- **Problem description**: Make a verbatim copy of the entries below; pictures stay out.

- **Supplied information**:

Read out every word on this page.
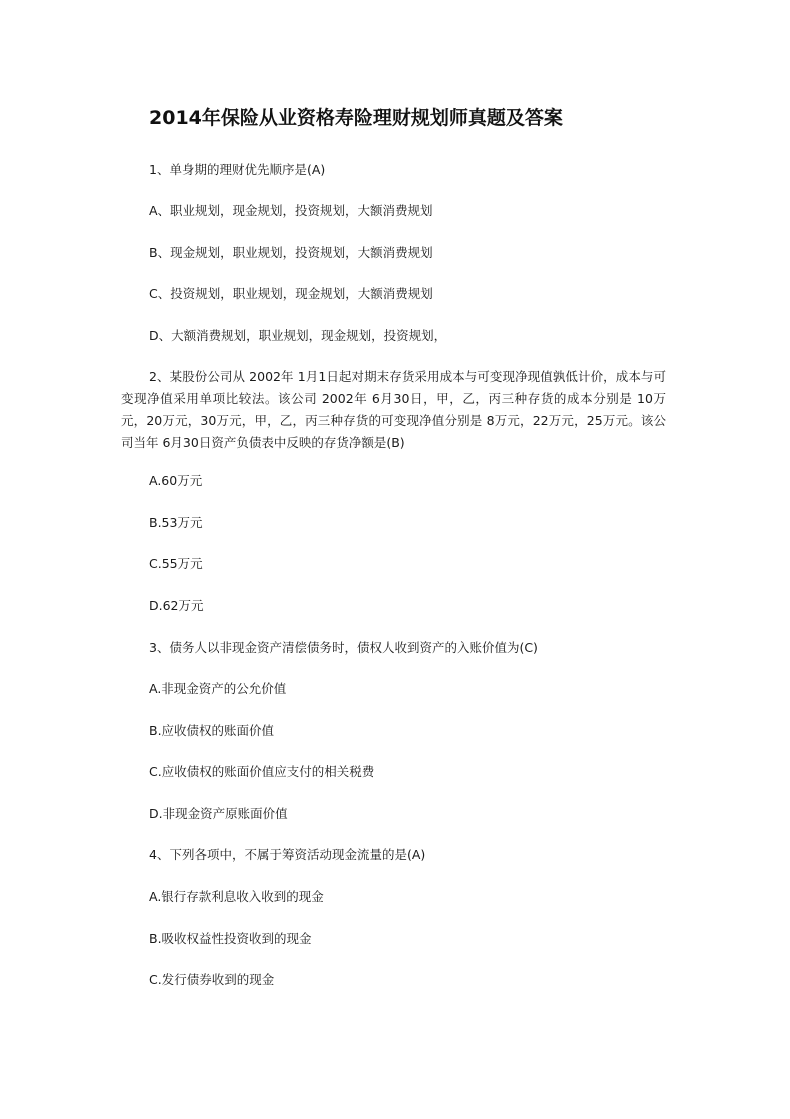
2014年保险从业资格寿险理财规划师真题及答案
1、单身期的理财优先顺序是(A)
A、职业规划，现金规划，投资规划，大额消费规划
B、现金规划，职业规划，投资规划，大额消费规划
C、投资规划，职业规划，现金规划，大额消费规划
D、大额消费规划，职业规划，现金规划，投资规划，
2、某股份公司从 2002年 1月1日起对期末存货采用成本与可变现净现值孰低计价，成本与可变现净值采用单项比较法。该公司 2002年 6月30日，甲，乙，丙三种存货的成本分别是 10万元，20万元，30万元，甲，乙，丙三种存货的可变现净值分别是 8万元，22万元，25万元。该公司当年 6月30日资产负债表中反映的存货净额是(B)
A.60万元
B.53万元
C.55万元
D.62万元
3、债务人以非现金资产清偿债务时，债权人收到资产的入账价值为(C)
A.非现金资产的公允价值
B.应收债权的账面价值
C.应收债权的账面价值应支付的相关税费
D.非现金资产原账面价值
4、下列各项中，不属于筹资活动现金流量的是(A)
A.银行存款利息收入收到的现金
B.吸收权益性投资收到的现金
C.发行债券收到的现金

- **The result**:
Read out every word on this page.
2014年保险从业资格寿险理财规划师真题及答案
1、单身期的理财优先顺序是(A)
A、职业规划，现金规划，投资规划，大额消费规划
B、现金规划，职业规划，投资规划，大额消费规划
C、投资规划，职业规划，现金规划，大额消费规划
D、大额消费规划，职业规划，现金规划，投资规划，
2、某股份公司从 2002年 1月1日起对期末存货采用成本与可变现净现值孰低计价，成本与可变现净值采用单项比较法。该公司 2002年 6月30日，甲，乙，丙三种存货的成本分别是 10万元，20万元，30万元，甲，乙，丙三种存货的可变现净值分别是 8万元，22万元，25万元。该公司当年 6月30日资产负债表中反映的存货净额是(B)
A.60万元
B.53万元
C.55万元
D.62万元
3、债务人以非现金资产清偿债务时，债权人收到资产的入账价值为(C)
A.非现金资产的公允价值
B.应收债权的账面价值
C.应收债权的账面价值应支付的相关税费
D.非现金资产原账面价值
4、下列各项中，不属于筹资活动现金流量的是(A)
A.银行存款利息收入收到的现金
B.吸收权益性投资收到的现金
C.发行债券收到的现金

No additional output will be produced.